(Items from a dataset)
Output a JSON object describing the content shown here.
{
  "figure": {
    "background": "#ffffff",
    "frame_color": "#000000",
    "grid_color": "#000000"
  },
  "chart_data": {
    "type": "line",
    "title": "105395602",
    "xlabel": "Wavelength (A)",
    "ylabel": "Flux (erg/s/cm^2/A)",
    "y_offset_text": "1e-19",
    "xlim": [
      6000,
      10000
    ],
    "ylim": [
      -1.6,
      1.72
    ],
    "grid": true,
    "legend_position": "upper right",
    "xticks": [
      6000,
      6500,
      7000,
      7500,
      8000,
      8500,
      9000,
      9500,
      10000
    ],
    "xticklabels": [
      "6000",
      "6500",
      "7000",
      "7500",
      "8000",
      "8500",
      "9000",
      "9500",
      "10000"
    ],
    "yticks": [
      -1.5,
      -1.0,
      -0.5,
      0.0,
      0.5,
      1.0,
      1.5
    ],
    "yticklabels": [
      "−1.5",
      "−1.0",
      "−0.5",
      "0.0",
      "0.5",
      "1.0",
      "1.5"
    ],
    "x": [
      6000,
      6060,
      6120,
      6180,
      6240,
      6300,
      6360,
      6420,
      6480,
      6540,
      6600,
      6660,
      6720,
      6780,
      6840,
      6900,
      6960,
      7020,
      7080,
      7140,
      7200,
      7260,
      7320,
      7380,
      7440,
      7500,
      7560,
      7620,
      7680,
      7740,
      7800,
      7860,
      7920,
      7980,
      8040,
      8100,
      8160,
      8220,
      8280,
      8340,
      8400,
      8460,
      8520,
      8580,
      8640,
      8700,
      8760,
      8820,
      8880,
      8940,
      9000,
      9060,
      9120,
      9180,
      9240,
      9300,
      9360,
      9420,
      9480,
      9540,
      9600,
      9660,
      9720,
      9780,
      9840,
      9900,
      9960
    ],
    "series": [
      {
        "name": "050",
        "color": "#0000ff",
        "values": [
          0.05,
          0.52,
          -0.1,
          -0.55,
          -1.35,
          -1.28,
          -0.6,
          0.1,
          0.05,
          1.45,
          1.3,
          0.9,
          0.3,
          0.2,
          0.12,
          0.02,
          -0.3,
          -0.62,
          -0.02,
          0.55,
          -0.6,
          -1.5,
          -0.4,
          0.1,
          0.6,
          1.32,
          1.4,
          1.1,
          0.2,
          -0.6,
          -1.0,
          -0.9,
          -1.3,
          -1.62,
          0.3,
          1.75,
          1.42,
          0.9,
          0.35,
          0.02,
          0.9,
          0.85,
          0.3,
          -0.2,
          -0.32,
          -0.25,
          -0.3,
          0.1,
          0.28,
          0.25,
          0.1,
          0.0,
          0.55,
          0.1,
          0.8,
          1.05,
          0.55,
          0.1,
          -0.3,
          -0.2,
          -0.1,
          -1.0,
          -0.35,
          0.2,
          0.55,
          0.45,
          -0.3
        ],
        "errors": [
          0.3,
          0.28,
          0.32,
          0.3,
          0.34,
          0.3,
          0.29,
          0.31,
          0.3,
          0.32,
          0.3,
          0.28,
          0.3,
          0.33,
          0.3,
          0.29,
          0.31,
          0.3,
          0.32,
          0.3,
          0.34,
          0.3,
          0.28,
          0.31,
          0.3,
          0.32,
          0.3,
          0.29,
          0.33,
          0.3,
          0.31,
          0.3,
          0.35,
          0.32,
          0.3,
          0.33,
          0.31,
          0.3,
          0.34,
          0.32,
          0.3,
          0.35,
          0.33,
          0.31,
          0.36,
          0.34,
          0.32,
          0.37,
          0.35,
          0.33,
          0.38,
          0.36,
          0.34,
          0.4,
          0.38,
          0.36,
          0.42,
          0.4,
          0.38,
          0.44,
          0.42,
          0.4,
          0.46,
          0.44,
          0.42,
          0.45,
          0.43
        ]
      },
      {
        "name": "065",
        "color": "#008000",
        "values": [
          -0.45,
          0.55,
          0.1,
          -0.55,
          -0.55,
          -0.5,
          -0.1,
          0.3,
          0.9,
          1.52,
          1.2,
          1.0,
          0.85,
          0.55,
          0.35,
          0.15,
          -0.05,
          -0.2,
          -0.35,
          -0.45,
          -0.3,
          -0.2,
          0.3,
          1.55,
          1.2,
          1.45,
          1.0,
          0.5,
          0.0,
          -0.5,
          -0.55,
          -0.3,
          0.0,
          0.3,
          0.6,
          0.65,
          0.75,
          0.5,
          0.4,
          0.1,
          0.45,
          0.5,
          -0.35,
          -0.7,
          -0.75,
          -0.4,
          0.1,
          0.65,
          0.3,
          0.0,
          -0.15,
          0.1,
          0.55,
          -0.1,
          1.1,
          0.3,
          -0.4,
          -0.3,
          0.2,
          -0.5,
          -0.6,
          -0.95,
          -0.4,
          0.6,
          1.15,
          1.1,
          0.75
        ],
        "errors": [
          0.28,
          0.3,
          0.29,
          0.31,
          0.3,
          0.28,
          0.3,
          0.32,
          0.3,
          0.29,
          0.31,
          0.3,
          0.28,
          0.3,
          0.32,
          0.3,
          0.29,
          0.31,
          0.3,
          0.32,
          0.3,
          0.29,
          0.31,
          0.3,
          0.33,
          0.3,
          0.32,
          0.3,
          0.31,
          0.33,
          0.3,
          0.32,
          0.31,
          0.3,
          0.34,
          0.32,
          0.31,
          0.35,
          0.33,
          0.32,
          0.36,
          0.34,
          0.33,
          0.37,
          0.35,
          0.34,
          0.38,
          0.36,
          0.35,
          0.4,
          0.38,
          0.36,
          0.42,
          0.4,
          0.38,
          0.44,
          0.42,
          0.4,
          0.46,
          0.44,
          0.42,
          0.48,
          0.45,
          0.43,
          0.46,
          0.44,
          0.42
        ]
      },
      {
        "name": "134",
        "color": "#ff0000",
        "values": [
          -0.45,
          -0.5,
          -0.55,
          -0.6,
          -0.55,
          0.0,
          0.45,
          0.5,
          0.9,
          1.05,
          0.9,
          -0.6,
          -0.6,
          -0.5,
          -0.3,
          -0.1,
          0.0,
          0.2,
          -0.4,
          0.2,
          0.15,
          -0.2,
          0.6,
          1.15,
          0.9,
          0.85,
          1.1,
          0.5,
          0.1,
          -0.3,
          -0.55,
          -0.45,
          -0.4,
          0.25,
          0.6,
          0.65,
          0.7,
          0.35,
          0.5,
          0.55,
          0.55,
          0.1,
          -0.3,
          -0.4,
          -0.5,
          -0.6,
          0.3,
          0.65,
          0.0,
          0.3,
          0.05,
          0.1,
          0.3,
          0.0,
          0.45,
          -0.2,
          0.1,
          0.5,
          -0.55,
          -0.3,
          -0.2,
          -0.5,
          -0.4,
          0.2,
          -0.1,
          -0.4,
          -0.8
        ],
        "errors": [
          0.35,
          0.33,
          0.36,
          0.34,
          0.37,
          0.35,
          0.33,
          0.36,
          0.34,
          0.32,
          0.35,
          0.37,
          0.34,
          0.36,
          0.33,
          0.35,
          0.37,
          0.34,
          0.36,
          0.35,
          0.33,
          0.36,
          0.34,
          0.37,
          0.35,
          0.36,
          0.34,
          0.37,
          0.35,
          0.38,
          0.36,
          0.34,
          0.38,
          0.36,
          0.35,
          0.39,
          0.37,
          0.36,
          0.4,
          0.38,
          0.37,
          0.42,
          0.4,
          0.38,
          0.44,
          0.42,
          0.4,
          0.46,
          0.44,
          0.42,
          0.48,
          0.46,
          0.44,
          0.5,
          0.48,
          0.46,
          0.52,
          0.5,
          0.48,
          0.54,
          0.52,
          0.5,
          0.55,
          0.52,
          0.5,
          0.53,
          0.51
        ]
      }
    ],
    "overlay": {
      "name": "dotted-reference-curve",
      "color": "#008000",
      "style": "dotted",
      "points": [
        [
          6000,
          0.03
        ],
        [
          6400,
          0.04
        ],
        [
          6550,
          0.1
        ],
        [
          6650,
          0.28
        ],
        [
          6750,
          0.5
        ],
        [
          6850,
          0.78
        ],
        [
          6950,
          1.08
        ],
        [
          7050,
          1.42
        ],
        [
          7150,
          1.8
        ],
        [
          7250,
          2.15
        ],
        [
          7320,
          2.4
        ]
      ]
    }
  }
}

**What the task requires:** Check each line of these records for the string "dotted" and state only how many lines have it.

**Exercise solution:** 2